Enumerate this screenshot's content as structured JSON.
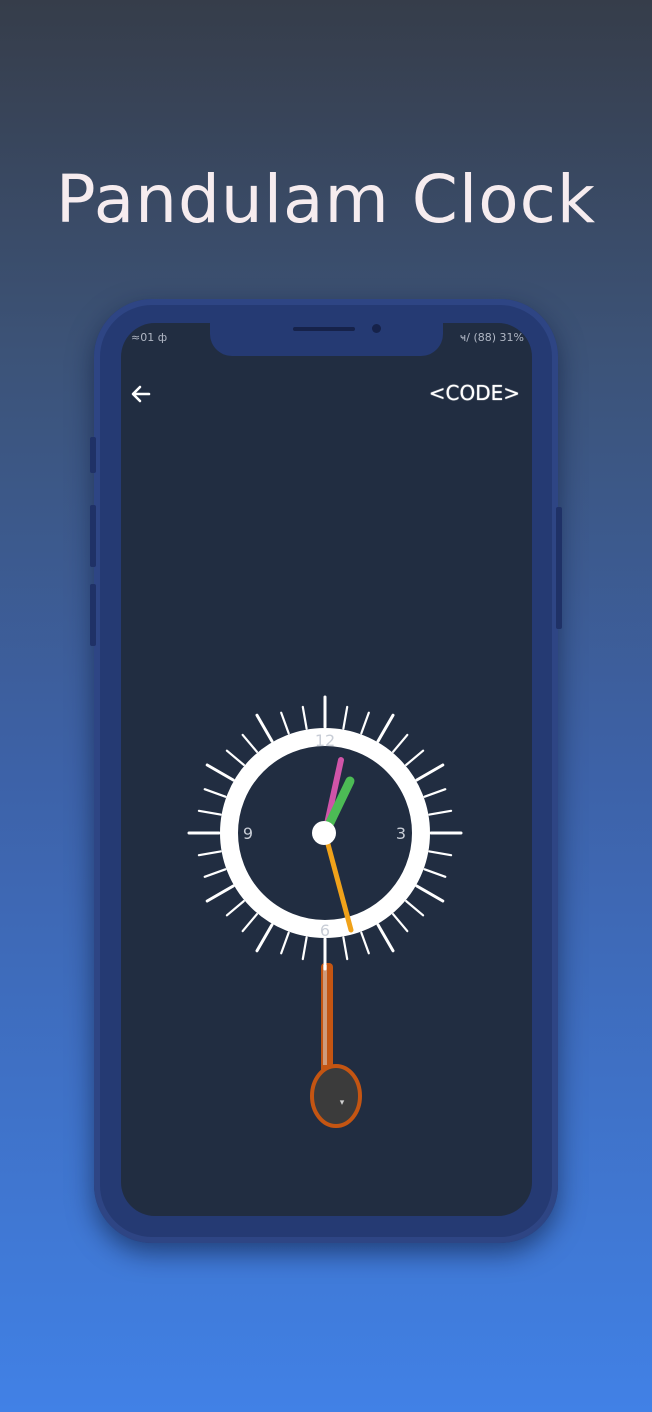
{
  "promo": {
    "title": "Pandulam Clock"
  },
  "status_bar": {
    "left": "≈01 ф",
    "right": "ҹ/ (88) 31%"
  },
  "toolbar": {
    "back_icon": "arrow-left-icon",
    "code_label": "<CODE>"
  },
  "clock": {
    "numerals": {
      "twelve": "12",
      "three": "3",
      "six": "6",
      "nine": "9"
    },
    "hands": {
      "hour_color": "#d054a8",
      "minute_color": "#4cbb55",
      "second_color": "#f0a21a"
    },
    "pendulum_color": "#c45512",
    "pendulum_bob_label": "▾"
  },
  "colors": {
    "background_top": "#363d4a",
    "background_bottom": "#4181e6",
    "phone_body": "#253a73",
    "screen": "#212d41",
    "dial_ring": "#ffffff"
  }
}
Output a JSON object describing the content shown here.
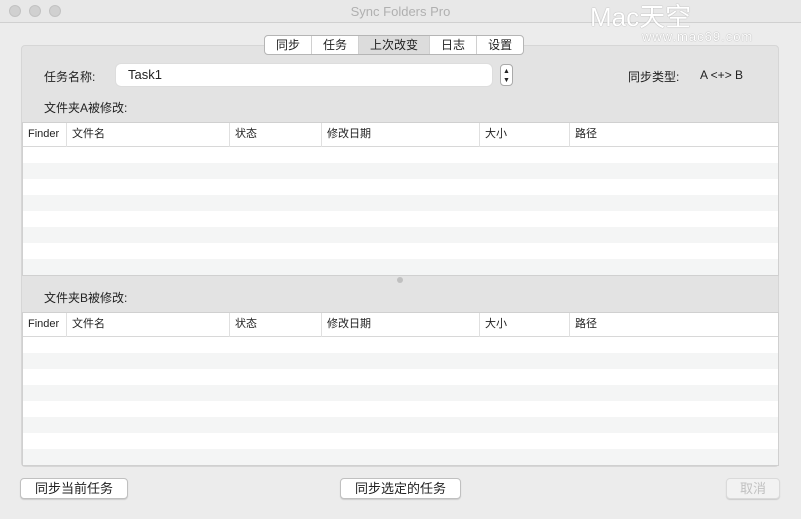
{
  "window": {
    "title": "Sync Folders Pro"
  },
  "watermark": {
    "brand": "Mac天空",
    "url": "www.mac69.com"
  },
  "tabs": [
    {
      "label": "同步"
    },
    {
      "label": "任务"
    },
    {
      "label": "上次改变",
      "active": true
    },
    {
      "label": "日志"
    },
    {
      "label": "设置"
    }
  ],
  "task": {
    "name_label": "任务名称:",
    "name_value": "Task1",
    "sync_type_label": "同步类型:",
    "sync_type_value": "A <+> B"
  },
  "folder_a": {
    "label": "文件夹A被修改:"
  },
  "folder_b": {
    "label": "文件夹B被修改:"
  },
  "columns": [
    "Finder",
    "文件名",
    "状态",
    "修改日期",
    "大小",
    "路径"
  ],
  "buttons": {
    "sync_current": "同步当前任务",
    "sync_selected": "同步选定的任务",
    "cancel": "取消"
  }
}
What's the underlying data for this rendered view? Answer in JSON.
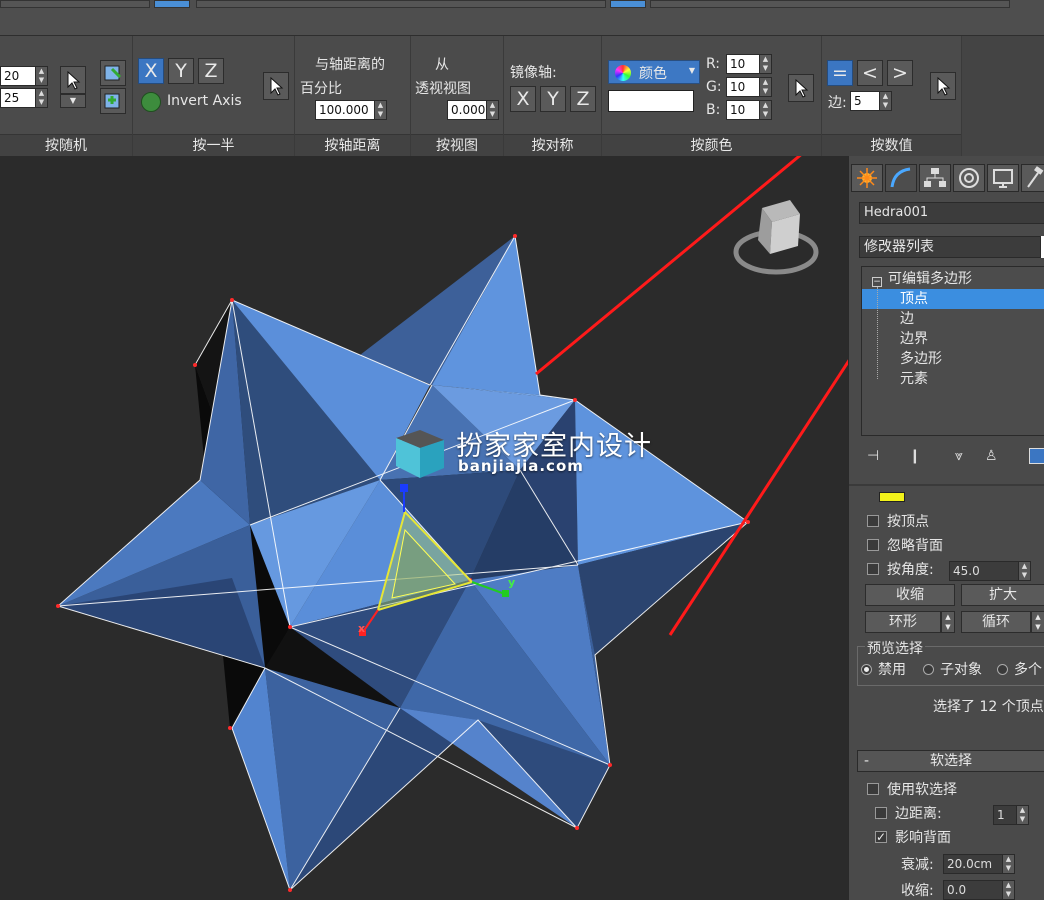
{
  "ribbon": {
    "random": {
      "spin1": "20",
      "spin2": "25",
      "label": "按随机"
    },
    "half": {
      "x": "X",
      "y": "Y",
      "z": "Z",
      "invert_axis": "Invert Axis",
      "label": "按一半"
    },
    "axis_distance": {
      "line1": "与轴距离的",
      "line2": "百分比",
      "value": "100.000",
      "label": "按轴距离"
    },
    "view": {
      "line1": "从",
      "line2": "透视视图",
      "value": "0.000",
      "label": "按视图"
    },
    "symmetry": {
      "title": "镜像轴:",
      "x": "X",
      "y": "Y",
      "z": "Z",
      "label": "按对称"
    },
    "color": {
      "dropdown": "颜色",
      "r_label": "R:",
      "r": "10",
      "g_label": "G:",
      "g": "10",
      "b_label": "B:",
      "b": "10",
      "label": "按颜色"
    },
    "numeric": {
      "eq": "=",
      "lt": "<",
      "gt": ">",
      "edges_label": "边:",
      "edges": "5",
      "label": "按数值"
    }
  },
  "viewport": {
    "watermark_title": "扮家家室内设计",
    "watermark_url": "banjiajia.com",
    "gizmo_x": "x",
    "gizmo_y": "y"
  },
  "panel": {
    "object_name": "Hedra001",
    "modifier_list": "修改器列表",
    "stack": [
      "可编辑多边形",
      "顶点",
      "边",
      "边界",
      "多边形",
      "元素"
    ],
    "by_vertex": "按顶点",
    "ignore_backfacing": "忽略背面",
    "by_angle": "按角度:",
    "angle_value": "45.0",
    "shrink": "收缩",
    "grow": "扩大",
    "ring": "环形",
    "loop": "循环",
    "preview_selection": "预览选择",
    "preview_options": [
      "禁用",
      "子对象",
      "多个"
    ],
    "selection_status": "选择了 12 个顶点",
    "soft_selection": "软选择",
    "soft_selection_toggle": "-",
    "use_soft_selection": "使用软选择",
    "edge_distance": "边距离:",
    "edge_distance_value": "1",
    "affect_backfacing": "影响背面",
    "falloff": "衰减:",
    "falloff_value": "20.0cm",
    "pinch": "收缩:",
    "pinch_value": "0.0"
  },
  "colors": {
    "accent_blue": "#3b8ee0",
    "annotation_red": "#ff1a1a",
    "mesh_light": "#5a8fdc",
    "mesh_dark": "#263a5e"
  }
}
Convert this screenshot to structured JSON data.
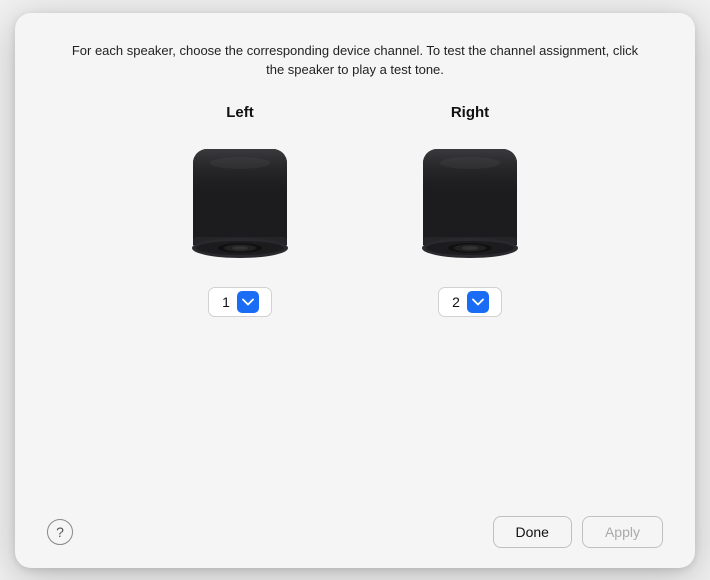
{
  "dialog": {
    "instruction": "For each speaker, choose the corresponding device channel. To test the channel assignment, click the speaker to play a test tone.",
    "speakers": [
      {
        "id": "left",
        "label": "Left",
        "channel_value": "1"
      },
      {
        "id": "right",
        "label": "Right",
        "channel_value": "2"
      }
    ],
    "footer": {
      "help_label": "?",
      "done_label": "Done",
      "apply_label": "Apply"
    }
  }
}
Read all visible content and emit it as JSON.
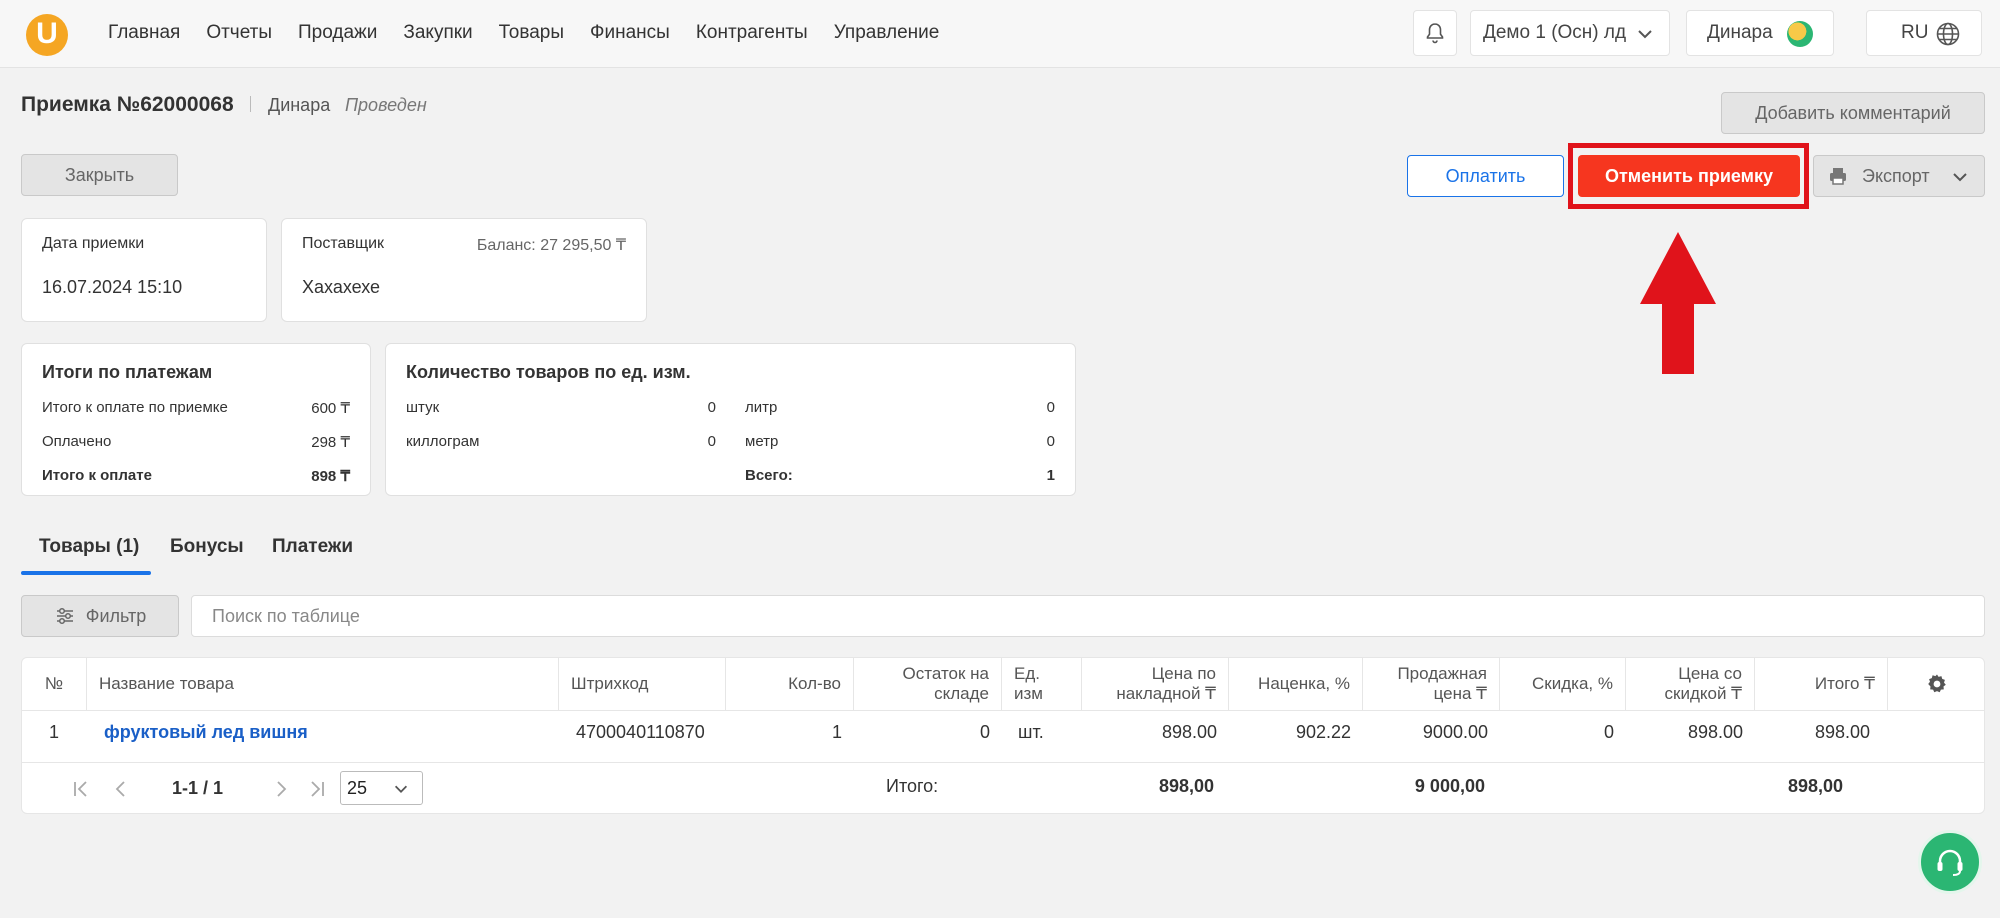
{
  "header": {
    "logo_letter": "U",
    "nav": [
      "Главная",
      "Отчеты",
      "Продажи",
      "Закупки",
      "Товары",
      "Финансы",
      "Контрагенты",
      "Управление"
    ],
    "org": "Демо 1 (Осн) лд",
    "user": "Динара",
    "lang": "RU"
  },
  "doc": {
    "title": "Приемка №62000068",
    "author": "Динара",
    "status": "Проведен",
    "add_comment": "Добавить комментарий",
    "close": "Закрыть",
    "pay": "Оплатить",
    "cancel": "Отменить приемку",
    "export": "Экспорт"
  },
  "cards": {
    "date_label": "Дата приемки",
    "date_value": "16.07.2024 15:10",
    "supplier_label": "Поставщик",
    "balance": "Баланс: 27 295,50 ₸",
    "supplier_value": "Хахахехе",
    "payments": {
      "title": "Итоги по платежам",
      "rows": [
        {
          "label": "Итого к оплате по приемке",
          "value": "600 ₸"
        },
        {
          "label": "Оплачено",
          "value": "298 ₸"
        },
        {
          "label": "Итого к оплате",
          "value": "898 ₸"
        }
      ]
    },
    "quantity": {
      "title": "Количество товаров по ед. изм.",
      "left": [
        {
          "label": "штук",
          "value": "0"
        },
        {
          "label": "киллограм",
          "value": "0"
        }
      ],
      "right": [
        {
          "label": "литр",
          "value": "0"
        },
        {
          "label": "метр",
          "value": "0"
        },
        {
          "label": "Всего:",
          "value": "1"
        }
      ]
    }
  },
  "tabs": [
    "Товары (1)",
    "Бонусы",
    "Платежи"
  ],
  "filter": {
    "button": "Фильтр",
    "search_placeholder": "Поиск по таблице"
  },
  "table": {
    "columns": [
      "№",
      "Название товара",
      "Штрихкод",
      "Кол-во",
      "Остаток на складе",
      "Ед. изм",
      "Цена по накладной ₸",
      "Наценка, %",
      "Продажная цена ₸",
      "Скидка, %",
      "Цена со скидкой ₸",
      "Итого ₸"
    ],
    "rows": [
      [
        "1",
        "фруктовый лед вишня",
        "4700040110870",
        "1",
        "0",
        "шт.",
        "898.00",
        "902.22",
        "9000.00",
        "0",
        "898.00",
        "898.00"
      ]
    ],
    "footer": {
      "label": "Итого:",
      "invoice_total": "898,00",
      "sale_total": "9 000,00",
      "grand_total": "898,00"
    },
    "pagination": {
      "info": "1-1 / 1",
      "page_size": "25"
    }
  },
  "colors": {
    "accent_blue": "#1a73e8",
    "cancel_red": "#f6361f",
    "highlight_red": "#e0131b",
    "logo_orange": "#f5a623",
    "support_green": "#2bb673"
  }
}
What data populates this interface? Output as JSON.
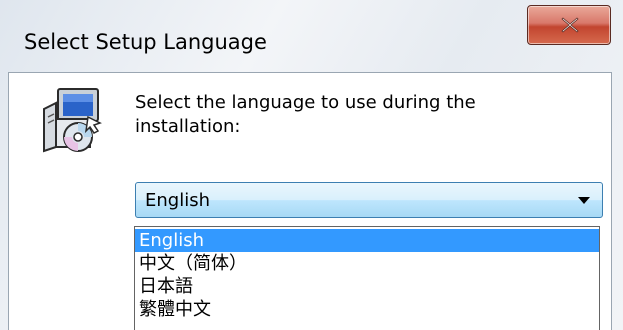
{
  "window": {
    "title": "Select Setup Language"
  },
  "icons": {
    "close": "close-icon",
    "setup": "setup-computer-cd-icon",
    "dropdown_arrow": "chevron-down-icon"
  },
  "main": {
    "prompt": "Select the language to use during the installation:",
    "language_select": {
      "selected": "English"
    }
  },
  "dropdown": {
    "options": [
      "English",
      "中文（简体）",
      "日本語",
      "繁體中文"
    ],
    "highlighted_index": 0
  },
  "colors": {
    "selection": "#3399ff",
    "close_button": "#c2452f"
  }
}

════

• _To do_: Excluding the pictures, reproduce every entry exactly as given.

• _Solution for this task_:
Enumerate this screenshot's content as structured JSON.
{
  "promo": {
    "title": "Pandulam Clock"
  },
  "status_bar": {
    "left": "≈01 ф",
    "right": "ҹ/ (88) 31%"
  },
  "toolbar": {
    "back_icon": "arrow-left-icon",
    "code_label": "<CODE>"
  },
  "clock": {
    "numerals": {
      "twelve": "12",
      "three": "3",
      "six": "6",
      "nine": "9"
    },
    "hands": {
      "hour_color": "#d054a8",
      "minute_color": "#4cbb55",
      "second_color": "#f0a21a"
    },
    "pendulum_color": "#c45512",
    "pendulum_bob_label": "▾"
  },
  "colors": {
    "background_top": "#363d4a",
    "background_bottom": "#4181e6",
    "phone_body": "#253a73",
    "screen": "#212d41",
    "dial_ring": "#ffffff"
  }
}
Output a JSON object describing the content shown here.
{
  "window": {
    "title": "Sync Folders Pro"
  },
  "watermark": {
    "brand": "Mac天空",
    "url": "www.mac69.com"
  },
  "tabs": [
    {
      "label": "同步"
    },
    {
      "label": "任务"
    },
    {
      "label": "上次改变",
      "active": true
    },
    {
      "label": "日志"
    },
    {
      "label": "设置"
    }
  ],
  "task": {
    "name_label": "任务名称:",
    "name_value": "Task1",
    "sync_type_label": "同步类型:",
    "sync_type_value": "A <+> B"
  },
  "folder_a": {
    "label": "文件夹A被修改:"
  },
  "folder_b": {
    "label": "文件夹B被修改:"
  },
  "columns": [
    "Finder",
    "文件名",
    "状态",
    "修改日期",
    "大小",
    "路径"
  ],
  "buttons": {
    "sync_current": "同步当前任务",
    "sync_selected": "同步选定的任务",
    "cancel": "取消"
  }
}
What's the underlying data for this rendered view? Answer in JSON.
{
  "ribbon": {
    "random": {
      "spin1": "20",
      "spin2": "25",
      "label": "按随机"
    },
    "half": {
      "x": "X",
      "y": "Y",
      "z": "Z",
      "invert_axis": "Invert Axis",
      "label": "按一半"
    },
    "axis_distance": {
      "line1": "与轴距离的",
      "line2": "百分比",
      "value": "100.000",
      "label": "按轴距离"
    },
    "view": {
      "line1": "从",
      "line2": "透视视图",
      "value": "0.000",
      "label": "按视图"
    },
    "symmetry": {
      "title": "镜像轴:",
      "x": "X",
      "y": "Y",
      "z": "Z",
      "label": "按对称"
    },
    "color": {
      "dropdown": "颜色",
      "r_label": "R:",
      "r": "10",
      "g_label": "G:",
      "g": "10",
      "b_label": "B:",
      "b": "10",
      "label": "按颜色"
    },
    "numeric": {
      "eq": "=",
      "lt": "<",
      "gt": ">",
      "edges_label": "边:",
      "edges": "5",
      "label": "按数值"
    }
  },
  "viewport": {
    "watermark_title": "扮家家室内设计",
    "watermark_url": "banjiajia.com",
    "gizmo_x": "x",
    "gizmo_y": "y"
  },
  "panel": {
    "object_name": "Hedra001",
    "modifier_list": "修改器列表",
    "stack": [
      "可编辑多边形",
      "顶点",
      "边",
      "边界",
      "多边形",
      "元素"
    ],
    "by_vertex": "按顶点",
    "ignore_backfacing": "忽略背面",
    "by_angle": "按角度:",
    "angle_value": "45.0",
    "shrink": "收缩",
    "grow": "扩大",
    "ring": "环形",
    "loop": "循环",
    "preview_selection": "预览选择",
    "preview_options": [
      "禁用",
      "子对象",
      "多个"
    ],
    "selection_status": "选择了 12 个顶点",
    "soft_selection": "软选择",
    "soft_selection_toggle": "-",
    "use_soft_selection": "使用软选择",
    "edge_distance": "边距离:",
    "edge_distance_value": "1",
    "affect_backfacing": "影响背面",
    "falloff": "衰减:",
    "falloff_value": "20.0cm",
    "pinch": "收缩:",
    "pinch_value": "0.0"
  },
  "colors": {
    "accent_blue": "#3b8ee0",
    "annotation_red": "#ff1a1a",
    "mesh_light": "#5a8fdc",
    "mesh_dark": "#263a5e"
  }
}
Convert this screenshot to structured JSON data.
{
  "dialog": {
    "instruction": "For each speaker, choose the corresponding device channel. To test the channel assignment, click the speaker to play a test tone.",
    "speakers": [
      {
        "id": "left",
        "label": "Left",
        "channel_value": "1"
      },
      {
        "id": "right",
        "label": "Right",
        "channel_value": "2"
      }
    ],
    "footer": {
      "help_label": "?",
      "done_label": "Done",
      "apply_label": "Apply"
    }
  }
}
Read all visible content and emit it as JSON.
{
  "header": {
    "logo_letter": "U",
    "nav": [
      "Главная",
      "Отчеты",
      "Продажи",
      "Закупки",
      "Товары",
      "Финансы",
      "Контрагенты",
      "Управление"
    ],
    "org": "Демо 1 (Осн) лд",
    "user": "Динара",
    "lang": "RU"
  },
  "doc": {
    "title": "Приемка №62000068",
    "author": "Динара",
    "status": "Проведен",
    "add_comment": "Добавить комментарий",
    "close": "Закрыть",
    "pay": "Оплатить",
    "cancel": "Отменить приемку",
    "export": "Экспорт"
  },
  "cards": {
    "date_label": "Дата приемки",
    "date_value": "16.07.2024 15:10",
    "supplier_label": "Поставщик",
    "balance": "Баланс: 27 295,50 ₸",
    "supplier_value": "Хахахехе",
    "payments": {
      "title": "Итоги по платежам",
      "rows": [
        {
          "label": "Итого к оплате по приемке",
          "value": "600 ₸"
        },
        {
          "label": "Оплачено",
          "value": "298 ₸"
        },
        {
          "label": "Итого к оплате",
          "value": "898 ₸"
        }
      ]
    },
    "quantity": {
      "title": "Количество товаров по ед. изм.",
      "left": [
        {
          "label": "штук",
          "value": "0"
        },
        {
          "label": "киллограм",
          "value": "0"
        }
      ],
      "right": [
        {
          "label": "литр",
          "value": "0"
        },
        {
          "label": "метр",
          "value": "0"
        },
        {
          "label": "Всего:",
          "value": "1"
        }
      ]
    }
  },
  "tabs": [
    "Товары (1)",
    "Бонусы",
    "Платежи"
  ],
  "filter": {
    "button": "Фильтр",
    "search_placeholder": "Поиск по таблице"
  },
  "table": {
    "columns": [
      "№",
      "Название товара",
      "Штрихкод",
      "Кол-во",
      "Остаток на складе",
      "Ед. изм",
      "Цена по накладной ₸",
      "Наценка, %",
      "Продажная цена ₸",
      "Скидка, %",
      "Цена со скидкой ₸",
      "Итого ₸"
    ],
    "rows": [
      [
        "1",
        "фруктовый лед вишня",
        "4700040110870",
        "1",
        "0",
        "шт.",
        "898.00",
        "902.22",
        "9000.00",
        "0",
        "898.00",
        "898.00"
      ]
    ],
    "footer": {
      "label": "Итого:",
      "invoice_total": "898,00",
      "sale_total": "9 000,00",
      "grand_total": "898,00"
    },
    "pagination": {
      "info": "1-1 / 1",
      "page_size": "25"
    }
  },
  "colors": {
    "accent_blue": "#1a73e8",
    "cancel_red": "#f6361f",
    "highlight_red": "#e0131b",
    "logo_orange": "#f5a623",
    "support_green": "#2bb673"
  }
}
What data populates this interface? Output as JSON.
{
  "window": {
    "title": "Select Setup Language"
  },
  "icons": {
    "close": "close-icon",
    "setup": "setup-computer-cd-icon",
    "dropdown_arrow": "chevron-down-icon"
  },
  "main": {
    "prompt": "Select the language to use during the installation:",
    "language_select": {
      "selected": "English"
    }
  },
  "dropdown": {
    "options": [
      "English",
      "中文（简体）",
      "日本語",
      "繁體中文"
    ],
    "highlighted_index": 0
  },
  "colors": {
    "selection": "#3399ff",
    "close_button": "#c2452f"
  }
}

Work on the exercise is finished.